* Problem details
Repeat the whole listing below, word for word.

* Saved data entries
++++++

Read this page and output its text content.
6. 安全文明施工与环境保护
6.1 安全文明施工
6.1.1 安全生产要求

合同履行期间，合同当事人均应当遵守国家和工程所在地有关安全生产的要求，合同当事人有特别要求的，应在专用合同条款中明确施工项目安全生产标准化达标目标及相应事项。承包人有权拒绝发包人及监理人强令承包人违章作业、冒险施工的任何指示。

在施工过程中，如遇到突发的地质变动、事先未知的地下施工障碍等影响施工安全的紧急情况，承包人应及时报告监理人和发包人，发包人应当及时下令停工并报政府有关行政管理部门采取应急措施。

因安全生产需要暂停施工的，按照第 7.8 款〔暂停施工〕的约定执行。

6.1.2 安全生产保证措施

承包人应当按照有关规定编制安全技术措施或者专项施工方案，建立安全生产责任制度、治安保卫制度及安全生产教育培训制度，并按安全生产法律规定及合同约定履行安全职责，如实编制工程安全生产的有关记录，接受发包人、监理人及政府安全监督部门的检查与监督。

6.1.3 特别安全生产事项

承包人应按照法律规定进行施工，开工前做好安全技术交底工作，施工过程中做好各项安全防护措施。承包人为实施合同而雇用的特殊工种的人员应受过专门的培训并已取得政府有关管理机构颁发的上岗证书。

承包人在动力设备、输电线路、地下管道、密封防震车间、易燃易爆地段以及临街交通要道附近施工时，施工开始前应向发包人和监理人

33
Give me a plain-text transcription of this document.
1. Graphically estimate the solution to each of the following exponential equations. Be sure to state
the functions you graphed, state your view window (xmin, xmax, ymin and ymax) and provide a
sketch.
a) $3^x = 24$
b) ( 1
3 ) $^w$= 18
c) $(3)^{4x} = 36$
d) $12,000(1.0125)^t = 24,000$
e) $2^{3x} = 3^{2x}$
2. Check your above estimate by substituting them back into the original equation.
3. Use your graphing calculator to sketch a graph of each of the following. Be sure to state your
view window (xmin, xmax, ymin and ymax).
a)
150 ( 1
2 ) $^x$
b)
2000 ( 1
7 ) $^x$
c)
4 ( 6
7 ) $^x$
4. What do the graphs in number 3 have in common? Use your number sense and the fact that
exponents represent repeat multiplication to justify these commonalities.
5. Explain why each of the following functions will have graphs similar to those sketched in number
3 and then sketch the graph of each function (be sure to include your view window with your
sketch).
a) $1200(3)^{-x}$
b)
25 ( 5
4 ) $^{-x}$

++++++

* Answer for the task
Read this page and output its text content.
6. 安全文明施工与环境保护
6.1 安全文明施工
6.1.1 安全生产要求

合同履行期间，合同当事人均应当遵守国家和工程所在地有关安全生产的要求，合同当事人有特别要求的，应在专用合同条款中明确施工项目安全生产标准化达标目标及相应事项。承包人有权拒绝发包人及监理人强令承包人违章作业、冒险施工的任何指示。

在施工过程中，如遇到突发的地质变动、事先未知的地下施工障碍等影响施工安全的紧急情况，承包人应及时报告监理人和发包人，发包人应当及时下令停工并报政府有关行政管理部门采取应急措施。

因安全生产需要暂停施工的，按照第 7.8 款〔暂停施工〕的约定执行。

6.1.2 安全生产保证措施

承包人应当按照有关规定编制安全技术措施或者专项施工方案，建立安全生产责任制度、治安保卫制度及安全生产教育培训制度，并按安全生产法律规定及合同约定履行安全职责，如实编制工程安全生产的有关记录，接受发包人、监理人及政府安全监督部门的检查与监督。

6.1.3 特别安全生产事项

承包人应按照法律规定进行施工，开工前做好安全技术交底工作，施工过程中做好各项安全防护措施。承包人为实施合同而雇用的特殊工种的人员应受过专门的培训并已取得政府有关管理机构颁发的上岗证书。

承包人在动力设备、输电线路、地下管道、密封防震车间、易燃易爆地段以及临街交通要道附近施工时，施工开始前应向发包人和监理人

33
Give me a plain-text transcription of this document.
1. Graphically estimate the solution to each of the following exponential equations. Be sure to state
the functions you graphed, state your view window (xmin, xmax, ymin and ymax) and provide a
sketch.
a) $3^x = 24$
b) ( 1
3 ) $^w$= 18
c) $(3)^{4x} = 36$
d) $12,000(1.0125)^t = 24,000$
e) $2^{3x} = 3^{2x}$
2. Check your above estimate by substituting them back into the original equation.
3. Use your graphing calculator to sketch a graph of each of the following. Be sure to state your
view window (xmin, xmax, ymin and ymax).
a)
150 ( 1
2 ) $^x$
b)
2000 ( 1
7 ) $^x$
c)
4 ( 6
7 ) $^x$
4. What do the graphs in number 3 have in common? Use your number sense and the fact that
exponents represent repeat multiplication to justify these commonalities.
5. Explain why each of the following functions will have graphs similar to those sketched in number
3 and then sketch the graph of each function (be sure to include your view window with your
sketch).
a) $1200(3)^{-x}$
b)
25 ( 5
4 ) $^{-x}$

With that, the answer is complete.